● Texto citado:
((

# Duda amplificador werner de 40W



## pacuracing (Oct 18, 2010)

Hola, tengo un amplificador que era de mi abuelo y tiene unos 30 años (el ampli ). Buscando dentro me encontré el manual del amplificador y viene un esquema. Me preguntaba que clase de amplificador es. Creo que a vosotros no os costara mucho saberlo... pero es que yo no tengo ni idea. Es solo por curiosidad, aquí dejo una foto.

http://picasaweb.google.com/francis...authkey=Gv1sRgCNyCs6GZ592V-QE&feat=directlink


----------



## pandacba (Oct 21, 2010)

Obviamente se trata de un amplificador con transistores discretos, con salida darlington complementaria, muy similara a muchos equipos philips de la época y otras márcas europeas que utilizaban el mismo tipo de esquemas con TR darlington.

))

● Material proporcionado:
((

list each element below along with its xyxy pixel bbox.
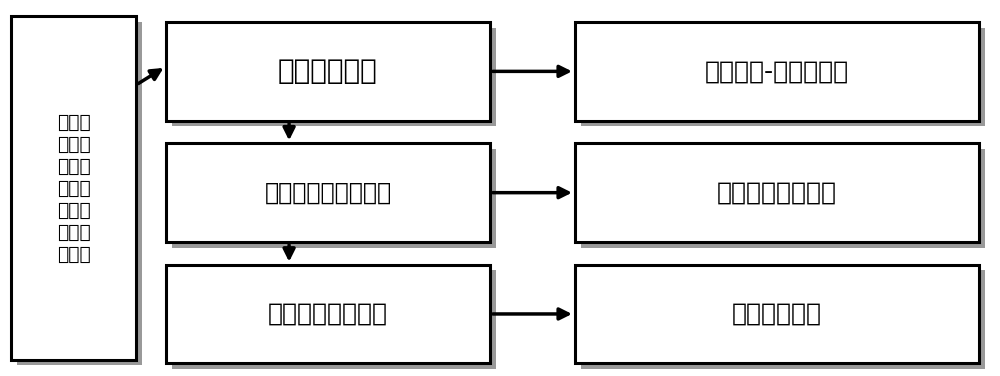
Text: 活性炭吸附氡气测量: 活性炭吸附氡气测量 (264, 180, 392, 205)
Bar (581, 27, 985, 126)
Bar (166, 264, 490, 364)
Bar (581, 149, 985, 248)
Bar (17, 22, 142, 365)
Text: 圈定氧化-还原过渡带: 圈定氧化-还原过渡带 (705, 59, 849, 83)
Bar (172, 27, 496, 126)
Bar (575, 264, 979, 364)
Bar (172, 270, 496, 369)
Text: 土壤微量元素测量: 土壤微量元素测量 (268, 302, 388, 326)
Bar (575, 143, 979, 242)
Text: 圈定找矿靶区: 圈定找矿靶区 (732, 302, 822, 326)
Bar (581, 270, 985, 369)
Text: 选择氧化带前锋线: 选择氧化带前锋线 (717, 180, 837, 205)
Text: 航空磁法测量: 航空磁法测量 (278, 58, 378, 85)
Text: 基于多
空间尺
度的砂
岩型铀
矿成矿
靶区圈
定方法: 基于多 空间尺 度的砂 岩型铀 矿成矿 靶区圈 定方法 (57, 112, 91, 264)
Bar (172, 149, 496, 248)
Bar (11, 16, 136, 360)
Bar (166, 143, 490, 242)
Bar (575, 22, 979, 121)
Bar (166, 22, 490, 121)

))

Enumere todos los datos sobre el amplificador que pacuracing da en su mensaje del hilo sobre el amplificador Werner de 40W.

● Respuesta:
- Era de su abuelo.
- Tiene unos 30 años.
- Dentro de él encontró el manual del amplificador.
- El manual trae un esquema.